- [INPUT MATERIAL]:
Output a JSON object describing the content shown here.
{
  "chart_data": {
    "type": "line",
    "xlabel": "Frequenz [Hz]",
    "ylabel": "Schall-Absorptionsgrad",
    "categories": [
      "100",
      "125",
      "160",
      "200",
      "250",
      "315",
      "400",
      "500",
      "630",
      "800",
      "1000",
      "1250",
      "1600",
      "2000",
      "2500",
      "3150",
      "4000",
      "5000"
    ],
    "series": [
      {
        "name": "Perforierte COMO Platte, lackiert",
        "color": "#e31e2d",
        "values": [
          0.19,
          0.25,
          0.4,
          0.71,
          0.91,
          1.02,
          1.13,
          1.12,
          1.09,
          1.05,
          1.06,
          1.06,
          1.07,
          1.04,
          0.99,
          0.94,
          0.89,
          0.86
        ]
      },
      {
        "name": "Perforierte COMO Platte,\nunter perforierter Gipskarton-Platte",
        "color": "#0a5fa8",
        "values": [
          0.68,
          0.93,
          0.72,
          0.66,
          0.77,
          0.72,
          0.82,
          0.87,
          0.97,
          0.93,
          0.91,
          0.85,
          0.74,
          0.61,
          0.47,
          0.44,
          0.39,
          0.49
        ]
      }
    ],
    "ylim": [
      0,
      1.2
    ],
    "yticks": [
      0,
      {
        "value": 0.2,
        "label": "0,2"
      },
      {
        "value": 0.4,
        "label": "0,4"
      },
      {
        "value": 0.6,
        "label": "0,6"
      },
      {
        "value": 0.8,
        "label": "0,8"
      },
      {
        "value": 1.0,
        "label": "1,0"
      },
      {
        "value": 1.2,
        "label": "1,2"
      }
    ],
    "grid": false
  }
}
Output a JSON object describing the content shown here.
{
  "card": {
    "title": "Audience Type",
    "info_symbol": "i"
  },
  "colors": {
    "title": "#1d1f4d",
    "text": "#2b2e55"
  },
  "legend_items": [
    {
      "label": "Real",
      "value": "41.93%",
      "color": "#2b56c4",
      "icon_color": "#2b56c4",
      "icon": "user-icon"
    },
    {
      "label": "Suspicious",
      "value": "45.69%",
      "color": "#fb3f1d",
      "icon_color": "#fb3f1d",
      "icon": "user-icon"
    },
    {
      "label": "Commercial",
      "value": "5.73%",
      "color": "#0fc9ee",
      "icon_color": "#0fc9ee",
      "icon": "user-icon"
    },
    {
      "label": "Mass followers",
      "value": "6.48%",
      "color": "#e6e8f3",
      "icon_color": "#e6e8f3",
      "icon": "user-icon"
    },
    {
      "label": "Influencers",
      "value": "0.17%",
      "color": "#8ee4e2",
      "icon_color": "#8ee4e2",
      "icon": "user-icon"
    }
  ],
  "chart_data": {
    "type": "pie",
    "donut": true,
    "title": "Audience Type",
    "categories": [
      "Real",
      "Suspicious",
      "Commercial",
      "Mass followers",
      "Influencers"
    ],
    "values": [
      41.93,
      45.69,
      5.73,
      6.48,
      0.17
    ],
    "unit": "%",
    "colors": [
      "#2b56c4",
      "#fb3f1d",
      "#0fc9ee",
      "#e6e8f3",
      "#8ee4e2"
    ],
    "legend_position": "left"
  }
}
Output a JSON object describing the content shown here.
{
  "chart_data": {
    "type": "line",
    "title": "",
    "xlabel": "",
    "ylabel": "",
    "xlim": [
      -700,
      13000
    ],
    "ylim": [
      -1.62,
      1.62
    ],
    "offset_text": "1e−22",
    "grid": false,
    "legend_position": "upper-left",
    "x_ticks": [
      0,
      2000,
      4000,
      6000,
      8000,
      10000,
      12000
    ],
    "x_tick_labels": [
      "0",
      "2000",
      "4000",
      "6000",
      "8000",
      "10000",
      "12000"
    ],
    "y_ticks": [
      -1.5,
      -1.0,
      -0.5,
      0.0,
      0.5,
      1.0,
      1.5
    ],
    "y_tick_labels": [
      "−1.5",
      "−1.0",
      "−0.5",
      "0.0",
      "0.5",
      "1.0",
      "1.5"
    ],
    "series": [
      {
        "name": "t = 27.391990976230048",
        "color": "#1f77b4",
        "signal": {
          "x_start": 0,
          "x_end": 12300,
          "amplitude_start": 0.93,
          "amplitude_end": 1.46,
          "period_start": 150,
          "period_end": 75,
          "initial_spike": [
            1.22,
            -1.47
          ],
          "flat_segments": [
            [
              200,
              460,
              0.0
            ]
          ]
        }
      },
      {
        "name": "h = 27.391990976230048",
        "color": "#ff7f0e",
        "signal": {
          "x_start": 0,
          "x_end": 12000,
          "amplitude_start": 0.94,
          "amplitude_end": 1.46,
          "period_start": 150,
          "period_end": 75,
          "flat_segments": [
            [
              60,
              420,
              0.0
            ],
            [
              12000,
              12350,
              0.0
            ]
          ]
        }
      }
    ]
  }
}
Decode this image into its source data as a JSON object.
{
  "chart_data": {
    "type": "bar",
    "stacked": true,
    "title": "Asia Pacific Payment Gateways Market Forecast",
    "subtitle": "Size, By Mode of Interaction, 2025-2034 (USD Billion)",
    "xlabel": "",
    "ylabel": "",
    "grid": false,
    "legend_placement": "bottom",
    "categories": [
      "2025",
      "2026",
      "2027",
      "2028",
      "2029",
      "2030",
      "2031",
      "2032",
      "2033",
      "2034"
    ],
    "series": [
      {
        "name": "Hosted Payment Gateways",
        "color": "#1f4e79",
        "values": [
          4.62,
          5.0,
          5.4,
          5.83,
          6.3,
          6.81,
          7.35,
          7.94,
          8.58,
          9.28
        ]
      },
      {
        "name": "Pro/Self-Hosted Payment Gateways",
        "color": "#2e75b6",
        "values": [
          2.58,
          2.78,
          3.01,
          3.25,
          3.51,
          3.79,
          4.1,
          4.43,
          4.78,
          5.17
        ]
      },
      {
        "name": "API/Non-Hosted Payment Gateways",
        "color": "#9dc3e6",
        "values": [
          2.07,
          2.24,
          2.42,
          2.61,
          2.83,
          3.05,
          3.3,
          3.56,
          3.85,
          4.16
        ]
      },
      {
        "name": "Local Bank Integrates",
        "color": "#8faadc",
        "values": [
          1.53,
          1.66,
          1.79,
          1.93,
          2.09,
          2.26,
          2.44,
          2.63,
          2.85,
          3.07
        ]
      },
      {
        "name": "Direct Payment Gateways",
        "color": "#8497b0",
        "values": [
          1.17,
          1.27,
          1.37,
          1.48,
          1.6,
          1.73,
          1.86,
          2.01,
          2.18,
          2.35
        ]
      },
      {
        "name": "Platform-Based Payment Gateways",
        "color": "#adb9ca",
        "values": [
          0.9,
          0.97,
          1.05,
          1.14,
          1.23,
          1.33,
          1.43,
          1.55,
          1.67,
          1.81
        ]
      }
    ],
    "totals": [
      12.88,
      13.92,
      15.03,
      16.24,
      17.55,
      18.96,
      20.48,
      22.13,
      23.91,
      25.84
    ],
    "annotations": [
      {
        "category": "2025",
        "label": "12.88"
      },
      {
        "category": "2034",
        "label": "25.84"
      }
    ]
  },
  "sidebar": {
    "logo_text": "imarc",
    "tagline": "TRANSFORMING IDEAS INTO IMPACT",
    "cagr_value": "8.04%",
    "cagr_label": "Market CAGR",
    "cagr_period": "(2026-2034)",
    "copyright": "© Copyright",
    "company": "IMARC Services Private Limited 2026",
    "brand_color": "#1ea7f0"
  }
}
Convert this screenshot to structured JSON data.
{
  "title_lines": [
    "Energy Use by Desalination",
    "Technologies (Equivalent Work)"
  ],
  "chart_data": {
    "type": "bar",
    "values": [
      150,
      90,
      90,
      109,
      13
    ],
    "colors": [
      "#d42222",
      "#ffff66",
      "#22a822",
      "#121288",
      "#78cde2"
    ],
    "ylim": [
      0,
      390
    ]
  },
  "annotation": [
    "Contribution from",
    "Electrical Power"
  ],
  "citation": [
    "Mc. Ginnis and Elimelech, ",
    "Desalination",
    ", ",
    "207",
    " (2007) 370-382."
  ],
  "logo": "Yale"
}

- [OBJECTIVE]: Identify each line containing the string "Gateways" and copy it out.

- [RESULT FOR THIS EXERCISE]:
    "title": "Asia Pacific Payment Gateways Market Forecast",
        "name": "Hosted Payment Gateways",
        "name": "Pro/Self-Hosted Payment Gateways",
        "name": "API/Non-Hosted Payment Gateways",
        "name": "Direct Payment Gateways",
        "name": "Platform-Based Payment Gateways",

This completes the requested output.